提供的文章 –
這是近期遇到的一個 case,為了協助客戶能夠用得更省錢又能夠做到更好的 Auto Scaling,所以做了一次 demo 順便把過程記錄下來。在架構中很常見會使用 Message queue 作為 microservices 緩衝的一個元件,但是當 Message queue 的數量往往不容易控制,所以接收 queue 的 consumers 就必須隨著 queue 的數量增加或減少,如果沒有 queue 的時候最好乾脆把 consumer 通通關掉,進而省下一筆費用!而這篇是以 Amazon SQS (Message queue) + Amazon ECS (consumer) 作為範例,所有的建置將採用 AWS CDK 作為部署方法,詳細的請見 shazi7804/cdk-samples。
在這個架構中 API Gateway 扮演 Producer 發送 queue 的角色,而 Amazon ECS 是 consumer polling 持續收 Amazon SQS queue,Amazon CloudWatch 會持續監控 Amazon SQS 幾個 metrics 作為 scaling Amazon ECS task 的依據,通常有幾個 metrics 可以用來作為 scaling 參考
- ApproximateNumberOfMessagesVisible
- ApproximateNumberOfMessagesDelayed
- ApproximateNumberOfMessagesNotVisible
Create Amazon SQS
用 AWS CDK 產生一個 Amazon SQS
const messageQueue = new sqs.Queue(this, 'queue', {
visibilityTimeout: cdk.Duration.seconds(300)

資料列表 –
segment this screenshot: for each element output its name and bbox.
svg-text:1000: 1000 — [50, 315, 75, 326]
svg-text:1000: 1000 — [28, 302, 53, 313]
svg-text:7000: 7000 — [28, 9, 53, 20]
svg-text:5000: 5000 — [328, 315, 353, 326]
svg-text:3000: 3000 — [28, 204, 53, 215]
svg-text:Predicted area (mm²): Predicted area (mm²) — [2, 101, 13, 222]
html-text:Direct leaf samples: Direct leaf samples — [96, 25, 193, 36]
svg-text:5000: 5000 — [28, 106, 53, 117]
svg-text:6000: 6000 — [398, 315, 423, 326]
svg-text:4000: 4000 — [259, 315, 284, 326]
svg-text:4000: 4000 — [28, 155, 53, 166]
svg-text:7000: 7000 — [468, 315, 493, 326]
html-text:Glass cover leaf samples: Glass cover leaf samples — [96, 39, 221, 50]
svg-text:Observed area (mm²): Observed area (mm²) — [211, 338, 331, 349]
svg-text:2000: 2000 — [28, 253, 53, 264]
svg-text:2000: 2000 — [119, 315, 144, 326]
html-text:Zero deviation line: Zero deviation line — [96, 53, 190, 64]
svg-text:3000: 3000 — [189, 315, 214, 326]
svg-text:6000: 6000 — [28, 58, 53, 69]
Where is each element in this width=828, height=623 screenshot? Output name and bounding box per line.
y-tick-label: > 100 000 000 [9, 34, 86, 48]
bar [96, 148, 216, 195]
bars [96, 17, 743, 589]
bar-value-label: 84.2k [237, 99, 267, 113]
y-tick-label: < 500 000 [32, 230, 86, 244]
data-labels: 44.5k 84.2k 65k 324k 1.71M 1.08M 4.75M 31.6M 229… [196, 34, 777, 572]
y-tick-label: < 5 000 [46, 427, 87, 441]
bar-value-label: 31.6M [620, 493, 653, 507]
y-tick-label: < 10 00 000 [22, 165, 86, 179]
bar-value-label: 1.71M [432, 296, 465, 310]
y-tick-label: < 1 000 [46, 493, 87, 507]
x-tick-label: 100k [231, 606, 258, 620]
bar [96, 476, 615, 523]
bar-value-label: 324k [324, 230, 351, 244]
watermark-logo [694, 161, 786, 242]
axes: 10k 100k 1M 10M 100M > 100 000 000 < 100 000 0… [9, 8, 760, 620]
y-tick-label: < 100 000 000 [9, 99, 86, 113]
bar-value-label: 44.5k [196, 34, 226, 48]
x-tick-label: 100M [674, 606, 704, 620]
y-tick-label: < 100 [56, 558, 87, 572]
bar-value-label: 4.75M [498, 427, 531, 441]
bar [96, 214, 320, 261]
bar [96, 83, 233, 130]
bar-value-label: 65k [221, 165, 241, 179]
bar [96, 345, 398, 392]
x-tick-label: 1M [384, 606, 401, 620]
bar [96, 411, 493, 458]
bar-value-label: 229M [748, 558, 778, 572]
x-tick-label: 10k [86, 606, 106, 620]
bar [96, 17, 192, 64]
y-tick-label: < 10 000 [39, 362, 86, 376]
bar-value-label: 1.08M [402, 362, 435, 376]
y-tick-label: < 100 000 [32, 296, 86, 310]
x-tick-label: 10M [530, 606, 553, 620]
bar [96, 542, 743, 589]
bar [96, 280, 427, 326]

練習題目 –
請修改這篇講 SQS 搭配 ECS 自動擴展的文章,把從「在這個架構中 API Gateway」開始、到「visibilityTimeout: cdk.Duration.seconds(300)」結束的這一段重新寫出來,並將其中的「Amazon CloudWatch」改成「Amazon EventBridge」。 這些列表跟文章內容沒有任何關係。

參考解答 –
在這個架構中 API Gateway 扮演 Producer 發送 queue 的角色,而 Amazon ECS 是 consumer polling 持續收 Amazon SQS queue,Amazon EventBridge 會持續監控 Amazon SQS 幾個 metrics 作為 scaling Amazon ECS task 的依據,通常有幾個 metrics 可以用來作為 scaling 參考
- ApproximateNumberOfMessagesVisible
- ApproximateNumberOfMessagesDelayed
- ApproximateNumberOfMessagesNotVisible
Create Amazon SQS
用 AWS CDK 產生一個 Amazon SQS
const messageQueue = new sqs.Queue(this, 'queue', {
visibilityTimeout: cdk.Duration.seconds(300)